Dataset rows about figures
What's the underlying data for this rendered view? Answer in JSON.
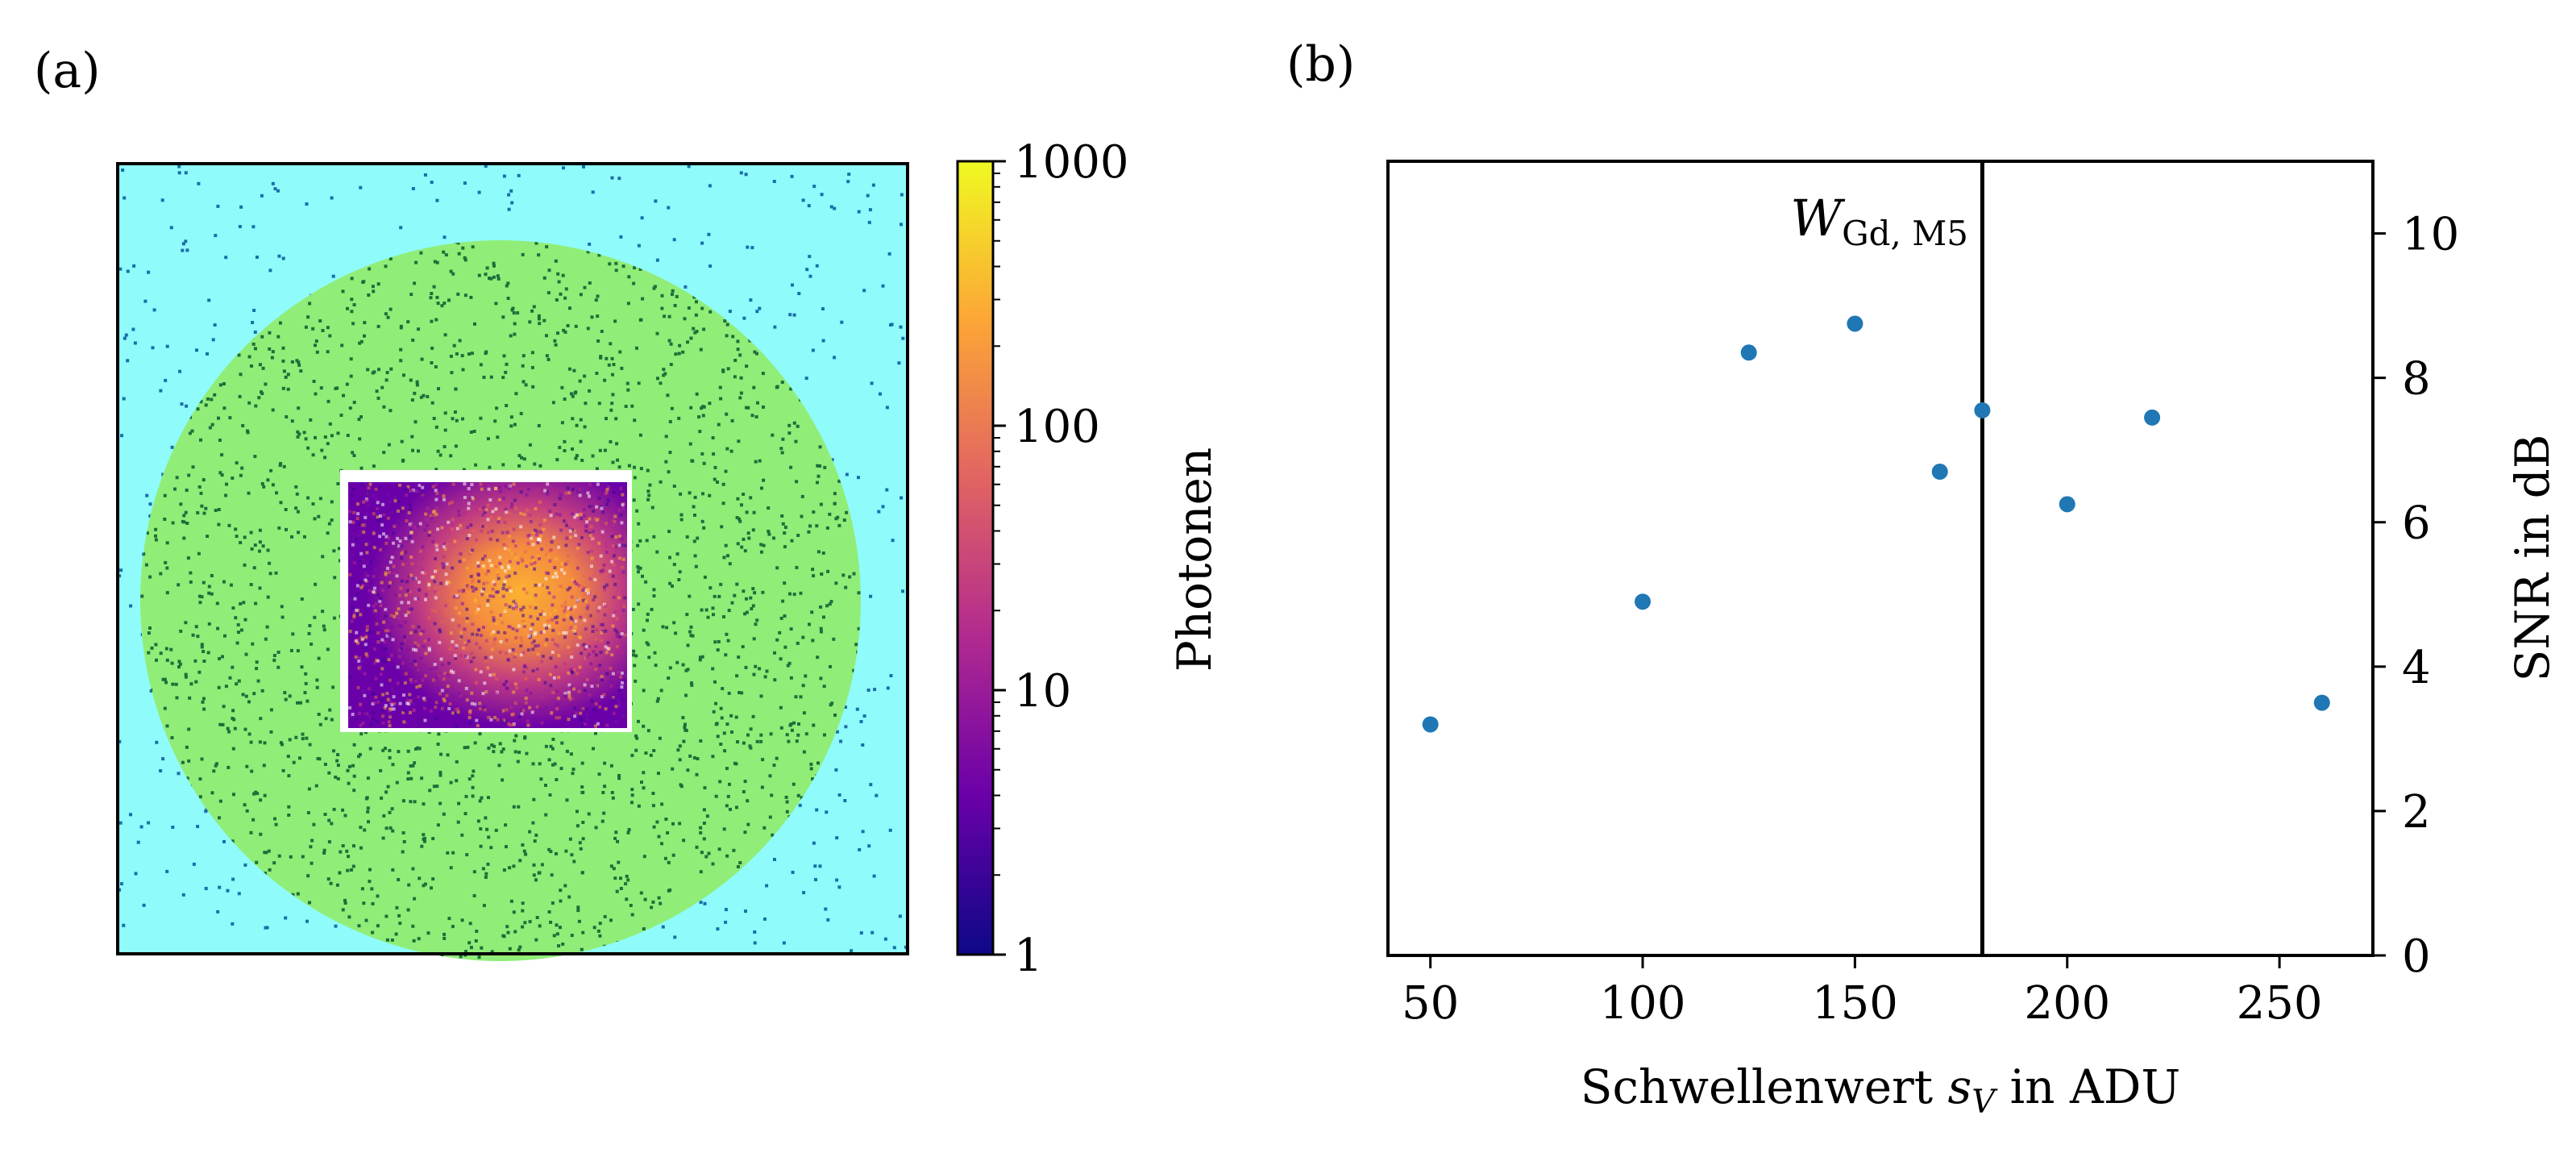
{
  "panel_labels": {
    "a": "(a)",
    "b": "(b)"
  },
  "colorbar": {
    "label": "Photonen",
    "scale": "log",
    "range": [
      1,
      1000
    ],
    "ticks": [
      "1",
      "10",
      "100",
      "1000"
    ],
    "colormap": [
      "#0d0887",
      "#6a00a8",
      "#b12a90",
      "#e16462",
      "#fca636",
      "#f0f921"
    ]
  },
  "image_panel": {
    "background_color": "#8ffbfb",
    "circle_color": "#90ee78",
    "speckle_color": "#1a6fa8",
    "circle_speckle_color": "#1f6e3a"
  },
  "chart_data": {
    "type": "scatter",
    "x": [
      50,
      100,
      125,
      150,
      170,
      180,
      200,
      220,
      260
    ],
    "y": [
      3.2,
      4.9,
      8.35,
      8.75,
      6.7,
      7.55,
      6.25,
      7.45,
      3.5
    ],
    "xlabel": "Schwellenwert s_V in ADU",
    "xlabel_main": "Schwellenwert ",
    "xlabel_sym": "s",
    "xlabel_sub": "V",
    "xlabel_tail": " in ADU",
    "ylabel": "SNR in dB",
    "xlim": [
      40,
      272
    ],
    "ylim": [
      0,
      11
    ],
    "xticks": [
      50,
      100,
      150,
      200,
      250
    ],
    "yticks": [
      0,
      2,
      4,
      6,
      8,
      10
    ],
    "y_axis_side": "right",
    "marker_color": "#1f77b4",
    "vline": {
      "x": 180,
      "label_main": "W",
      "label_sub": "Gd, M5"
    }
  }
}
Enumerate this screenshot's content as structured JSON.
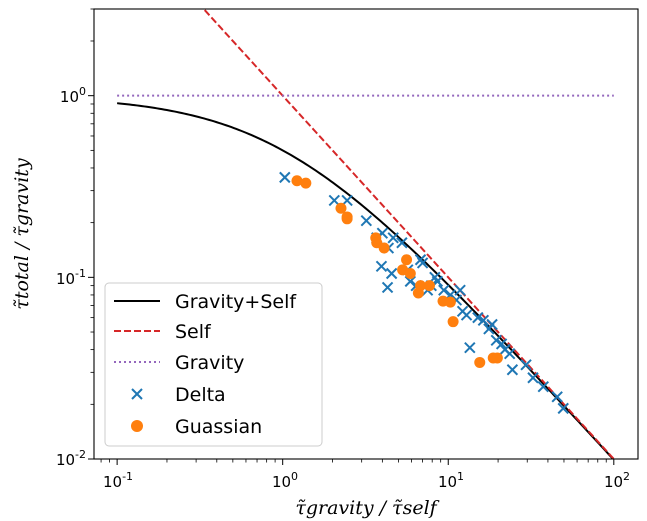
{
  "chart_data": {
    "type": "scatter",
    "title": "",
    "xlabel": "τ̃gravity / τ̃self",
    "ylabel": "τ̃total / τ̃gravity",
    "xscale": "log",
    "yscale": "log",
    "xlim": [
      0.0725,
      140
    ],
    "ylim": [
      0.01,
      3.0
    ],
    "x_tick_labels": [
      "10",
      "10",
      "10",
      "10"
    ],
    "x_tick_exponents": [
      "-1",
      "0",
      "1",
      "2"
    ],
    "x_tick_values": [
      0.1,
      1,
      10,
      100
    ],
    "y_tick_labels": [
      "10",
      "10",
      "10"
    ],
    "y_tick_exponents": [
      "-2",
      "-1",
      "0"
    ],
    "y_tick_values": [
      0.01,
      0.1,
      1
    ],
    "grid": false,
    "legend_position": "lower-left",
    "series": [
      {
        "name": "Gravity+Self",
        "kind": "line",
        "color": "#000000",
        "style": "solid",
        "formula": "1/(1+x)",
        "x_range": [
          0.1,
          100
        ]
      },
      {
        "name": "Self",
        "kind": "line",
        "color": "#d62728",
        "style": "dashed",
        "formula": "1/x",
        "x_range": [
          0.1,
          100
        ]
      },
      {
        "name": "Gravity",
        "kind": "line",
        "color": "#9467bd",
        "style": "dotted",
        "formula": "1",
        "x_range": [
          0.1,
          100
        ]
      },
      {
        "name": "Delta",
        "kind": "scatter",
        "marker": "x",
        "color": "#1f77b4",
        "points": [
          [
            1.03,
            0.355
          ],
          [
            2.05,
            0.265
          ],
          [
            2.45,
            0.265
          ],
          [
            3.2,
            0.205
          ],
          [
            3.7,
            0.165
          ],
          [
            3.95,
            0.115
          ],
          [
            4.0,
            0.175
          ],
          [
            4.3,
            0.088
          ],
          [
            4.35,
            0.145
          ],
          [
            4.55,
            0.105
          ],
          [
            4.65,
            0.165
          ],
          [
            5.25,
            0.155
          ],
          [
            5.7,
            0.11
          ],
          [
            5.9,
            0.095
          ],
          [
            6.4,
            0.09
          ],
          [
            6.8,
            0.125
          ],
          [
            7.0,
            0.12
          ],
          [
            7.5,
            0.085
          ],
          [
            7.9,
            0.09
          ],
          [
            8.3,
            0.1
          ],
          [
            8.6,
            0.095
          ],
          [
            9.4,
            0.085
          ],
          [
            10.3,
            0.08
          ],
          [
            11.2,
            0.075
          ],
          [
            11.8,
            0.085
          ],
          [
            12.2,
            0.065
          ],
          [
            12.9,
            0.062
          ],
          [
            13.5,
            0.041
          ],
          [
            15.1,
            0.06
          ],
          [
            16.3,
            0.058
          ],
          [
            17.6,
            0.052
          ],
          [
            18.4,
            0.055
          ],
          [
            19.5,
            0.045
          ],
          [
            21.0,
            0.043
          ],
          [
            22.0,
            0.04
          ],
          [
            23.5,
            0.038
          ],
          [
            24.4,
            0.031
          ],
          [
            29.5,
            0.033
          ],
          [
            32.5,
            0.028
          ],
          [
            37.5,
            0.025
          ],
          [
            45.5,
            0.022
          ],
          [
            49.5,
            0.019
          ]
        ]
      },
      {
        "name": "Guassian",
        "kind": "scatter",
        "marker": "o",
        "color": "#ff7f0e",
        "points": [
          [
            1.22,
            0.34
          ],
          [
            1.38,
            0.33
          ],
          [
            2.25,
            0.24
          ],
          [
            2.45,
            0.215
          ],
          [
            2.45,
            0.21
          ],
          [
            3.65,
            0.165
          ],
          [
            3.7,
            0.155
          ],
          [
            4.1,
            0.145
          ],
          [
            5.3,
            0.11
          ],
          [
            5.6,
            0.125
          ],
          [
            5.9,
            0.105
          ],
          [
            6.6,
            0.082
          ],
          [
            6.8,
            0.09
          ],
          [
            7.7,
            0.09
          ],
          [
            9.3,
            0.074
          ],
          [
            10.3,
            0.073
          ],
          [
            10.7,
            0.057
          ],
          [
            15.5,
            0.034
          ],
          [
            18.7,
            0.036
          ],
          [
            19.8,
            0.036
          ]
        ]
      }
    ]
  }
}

## What is being asked
Your task is to repeat the data above exactly while excluding the pictures.

## Result of this exercise
What's the underlying data for this rendered view? Answer in JSON.
{
  "panel_labels": {
    "a": "(a)",
    "b": "(b)"
  },
  "colorbar": {
    "label": "Photonen",
    "scale": "log",
    "range": [
      1,
      1000
    ],
    "ticks": [
      "1",
      "10",
      "100",
      "1000"
    ],
    "colormap": [
      "#0d0887",
      "#6a00a8",
      "#b12a90",
      "#e16462",
      "#fca636",
      "#f0f921"
    ]
  },
  "image_panel": {
    "background_color": "#8ffbfb",
    "circle_color": "#90ee78",
    "speckle_color": "#1a6fa8",
    "circle_speckle_color": "#1f6e3a"
  },
  "chart_data": {
    "type": "scatter",
    "x": [
      50,
      100,
      125,
      150,
      170,
      180,
      200,
      220,
      260
    ],
    "y": [
      3.2,
      4.9,
      8.35,
      8.75,
      6.7,
      7.55,
      6.25,
      7.45,
      3.5
    ],
    "xlabel": "Schwellenwert s_V in ADU",
    "xlabel_main": "Schwellenwert ",
    "xlabel_sym": "s",
    "xlabel_sub": "V",
    "xlabel_tail": " in ADU",
    "ylabel": "SNR in dB",
    "xlim": [
      40,
      272
    ],
    "ylim": [
      0,
      11
    ],
    "xticks": [
      50,
      100,
      150,
      200,
      250
    ],
    "yticks": [
      0,
      2,
      4,
      6,
      8,
      10
    ],
    "y_axis_side": "right",
    "marker_color": "#1f77b4",
    "vline": {
      "x": 180,
      "label_main": "W",
      "label_sub": "Gd, M5"
    }
  }
}
Enumerate this screenshot's content as structured JSON.
{
  "chart_data": {
    "type": "scatter",
    "title": "",
    "xlabel": "τ̃gravity / τ̃self",
    "ylabel": "τ̃total / τ̃gravity",
    "xscale": "log",
    "yscale": "log",
    "xlim": [
      0.0725,
      140
    ],
    "ylim": [
      0.01,
      3.0
    ],
    "x_tick_labels": [
      "10",
      "10",
      "10",
      "10"
    ],
    "x_tick_exponents": [
      "-1",
      "0",
      "1",
      "2"
    ],
    "x_tick_values": [
      0.1,
      1,
      10,
      100
    ],
    "y_tick_labels": [
      "10",
      "10",
      "10"
    ],
    "y_tick_exponents": [
      "-2",
      "-1",
      "0"
    ],
    "y_tick_values": [
      0.01,
      0.1,
      1
    ],
    "grid": false,
    "legend_position": "lower-left",
    "series": [
      {
        "name": "Gravity+Self",
        "kind": "line",
        "color": "#000000",
        "style": "solid",
        "formula": "1/(1+x)",
        "x_range": [
          0.1,
          100
        ]
      },
      {
        "name": "Self",
        "kind": "line",
        "color": "#d62728",
        "style": "dashed",
        "formula": "1/x",
        "x_range": [
          0.1,
          100
        ]
      },
      {
        "name": "Gravity",
        "kind": "line",
        "color": "#9467bd",
        "style": "dotted",
        "formula": "1",
        "x_range": [
          0.1,
          100
        ]
      },
      {
        "name": "Delta",
        "kind": "scatter",
        "marker": "x",
        "color": "#1f77b4",
        "points": [
          [
            1.03,
            0.355
          ],
          [
            2.05,
            0.265
          ],
          [
            2.45,
            0.265
          ],
          [
            3.2,
            0.205
          ],
          [
            3.7,
            0.165
          ],
          [
            3.95,
            0.115
          ],
          [
            4.0,
            0.175
          ],
          [
            4.3,
            0.088
          ],
          [
            4.35,
            0.145
          ],
          [
            4.55,
            0.105
          ],
          [
            4.65,
            0.165
          ],
          [
            5.25,
            0.155
          ],
          [
            5.7,
            0.11
          ],
          [
            5.9,
            0.095
          ],
          [
            6.4,
            0.09
          ],
          [
            6.8,
            0.125
          ],
          [
            7.0,
            0.12
          ],
          [
            7.5,
            0.085
          ],
          [
            7.9,
            0.09
          ],
          [
            8.3,
            0.1
          ],
          [
            8.6,
            0.095
          ],
          [
            9.4,
            0.085
          ],
          [
            10.3,
            0.08
          ],
          [
            11.2,
            0.075
          ],
          [
            11.8,
            0.085
          ],
          [
            12.2,
            0.065
          ],
          [
            12.9,
            0.062
          ],
          [
            13.5,
            0.041
          ],
          [
            15.1,
            0.06
          ],
          [
            16.3,
            0.058
          ],
          [
            17.6,
            0.052
          ],
          [
            18.4,
            0.055
          ],
          [
            19.5,
            0.045
          ],
          [
            21.0,
            0.043
          ],
          [
            22.0,
            0.04
          ],
          [
            23.5,
            0.038
          ],
          [
            24.4,
            0.031
          ],
          [
            29.5,
            0.033
          ],
          [
            32.5,
            0.028
          ],
          [
            37.5,
            0.025
          ],
          [
            45.5,
            0.022
          ],
          [
            49.5,
            0.019
          ]
        ]
      },
      {
        "name": "Guassian",
        "kind": "scatter",
        "marker": "o",
        "color": "#ff7f0e",
        "points": [
          [
            1.22,
            0.34
          ],
          [
            1.38,
            0.33
          ],
          [
            2.25,
            0.24
          ],
          [
            2.45,
            0.215
          ],
          [
            2.45,
            0.21
          ],
          [
            3.65,
            0.165
          ],
          [
            3.7,
            0.155
          ],
          [
            4.1,
            0.145
          ],
          [
            5.3,
            0.11
          ],
          [
            5.6,
            0.125
          ],
          [
            5.9,
            0.105
          ],
          [
            6.6,
            0.082
          ],
          [
            6.8,
            0.09
          ],
          [
            7.7,
            0.09
          ],
          [
            9.3,
            0.074
          ],
          [
            10.3,
            0.073
          ],
          [
            10.7,
            0.057
          ],
          [
            15.5,
            0.034
          ],
          [
            18.7,
            0.036
          ],
          [
            19.8,
            0.036
          ]
        ]
      }
    ]
  }
}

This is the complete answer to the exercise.